>> begin Supplied material

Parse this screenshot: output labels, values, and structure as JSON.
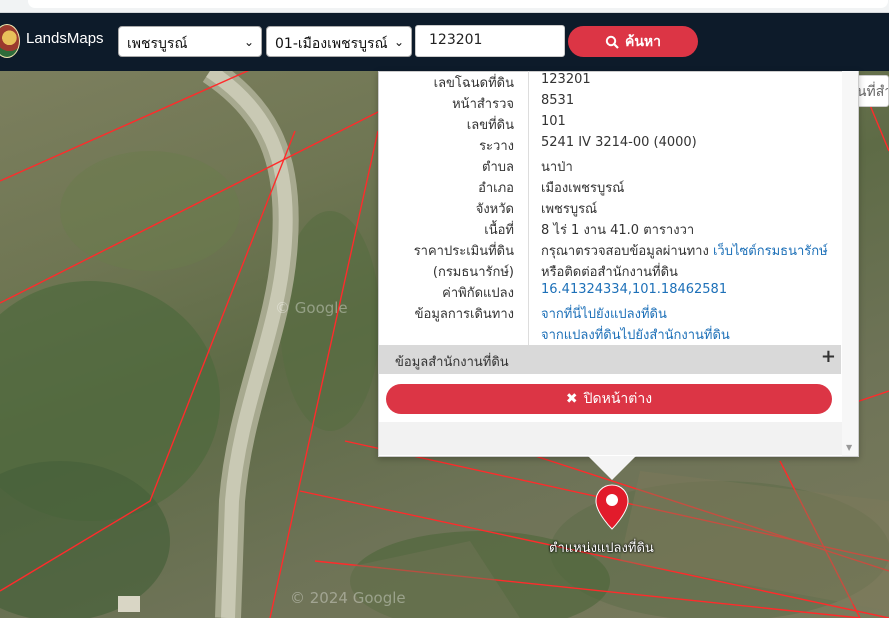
{
  "header": {
    "logo_text": "LandsMaps",
    "province_select": "เพชรบูรณ์",
    "amphoe_select": "01-เมืองเพชรบูรณ์",
    "search_value": "123201",
    "search_button": "ค้นหา"
  },
  "popup": {
    "rows": [
      {
        "label": "เลขโฉนดที่ดิน",
        "value": "123201"
      },
      {
        "label": "หน้าสำรวจ",
        "value": "8531"
      },
      {
        "label": "เลขที่ดิน",
        "value": "101"
      },
      {
        "label": "ระวาง",
        "value": "5241 IV 3214-00 (4000)"
      },
      {
        "label": "ตำบล",
        "value": "นาป่า"
      },
      {
        "label": "อำเภอ",
        "value": "เมืองเพชรบูรณ์"
      },
      {
        "label": "จังหวัด",
        "value": "เพชรบูรณ์"
      },
      {
        "label": "เนื้อที่",
        "value": "8 ไร่ 1 งาน 41.0 ตารางวา"
      }
    ],
    "price_label": "ราคาประเมินที่ดิน",
    "price_value": "กรุณาตรวจสอบข้อมูลผ่านทาง",
    "price_link": "เว็บไซต์กรมธนารักษ์",
    "treasury_label": "(กรมธนารักษ์)",
    "treasury_value": "หรือติดต่อสำนักงานที่ดิน",
    "coord_label": "ค่าพิกัดแปลง",
    "coord_value": "16.41324334,101.18462581",
    "route_label": "ข้อมูลการเดินทาง",
    "route_link_1": "จากที่นี่ไปยังแปลงที่ดิน",
    "route_link_2": "จากแปลงที่ดินไปยังสำนักงานที่ดิน",
    "office_section": "ข้อมูลสำนักงานที่ดิน",
    "close_button": "ปิดหน้าต่าง"
  },
  "map": {
    "right_search_placeholder": "ค้นหาสถานที่สำ",
    "marker_label": "ตำแหน่งแปลงที่ดิน",
    "watermark_1": "© Google",
    "watermark_2": "© 2024 Google"
  },
  "colors": {
    "header_bg": "#0d1b2a",
    "accent_red": "#dc3545",
    "link": "#1d70b8",
    "parcel_line": "#ff2b2b"
  }
}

>> end Supplied material

Exercise instructions: Write the entries above out again exactly, but not the pictures.

Response to the exercise:
Parse this screenshot: output labels, values, and structure as JSON.
{
  "header": {
    "logo_text": "LandsMaps",
    "province_select": "เพชรบูรณ์",
    "amphoe_select": "01-เมืองเพชรบูรณ์",
    "search_value": "123201",
    "search_button": "ค้นหา"
  },
  "popup": {
    "rows": [
      {
        "label": "เลขโฉนดที่ดิน",
        "value": "123201"
      },
      {
        "label": "หน้าสำรวจ",
        "value": "8531"
      },
      {
        "label": "เลขที่ดิน",
        "value": "101"
      },
      {
        "label": "ระวาง",
        "value": "5241 IV 3214-00 (4000)"
      },
      {
        "label": "ตำบล",
        "value": "นาป่า"
      },
      {
        "label": "อำเภอ",
        "value": "เมืองเพชรบูรณ์"
      },
      {
        "label": "จังหวัด",
        "value": "เพชรบูรณ์"
      },
      {
        "label": "เนื้อที่",
        "value": "8 ไร่ 1 งาน 41.0 ตารางวา"
      }
    ],
    "price_label": "ราคาประเมินที่ดิน",
    "price_value": "กรุณาตรวจสอบข้อมูลผ่านทาง",
    "price_link": "เว็บไซต์กรมธนารักษ์",
    "treasury_label": "(กรมธนารักษ์)",
    "treasury_value": "หรือติดต่อสำนักงานที่ดิน",
    "coord_label": "ค่าพิกัดแปลง",
    "coord_value": "16.41324334,101.18462581",
    "route_label": "ข้อมูลการเดินทาง",
    "route_link_1": "จากที่นี่ไปยังแปลงที่ดิน",
    "route_link_2": "จากแปลงที่ดินไปยังสำนักงานที่ดิน",
    "office_section": "ข้อมูลสำนักงานที่ดิน",
    "close_button": "ปิดหน้าต่าง"
  },
  "map": {
    "right_search_placeholder": "ค้นหาสถานที่สำ",
    "marker_label": "ตำแหน่งแปลงที่ดิน",
    "watermark_1": "© Google",
    "watermark_2": "© 2024 Google"
  },
  "colors": {
    "header_bg": "#0d1b2a",
    "accent_red": "#dc3545",
    "link": "#1d70b8",
    "parcel_line": "#ff2b2b"
  }
}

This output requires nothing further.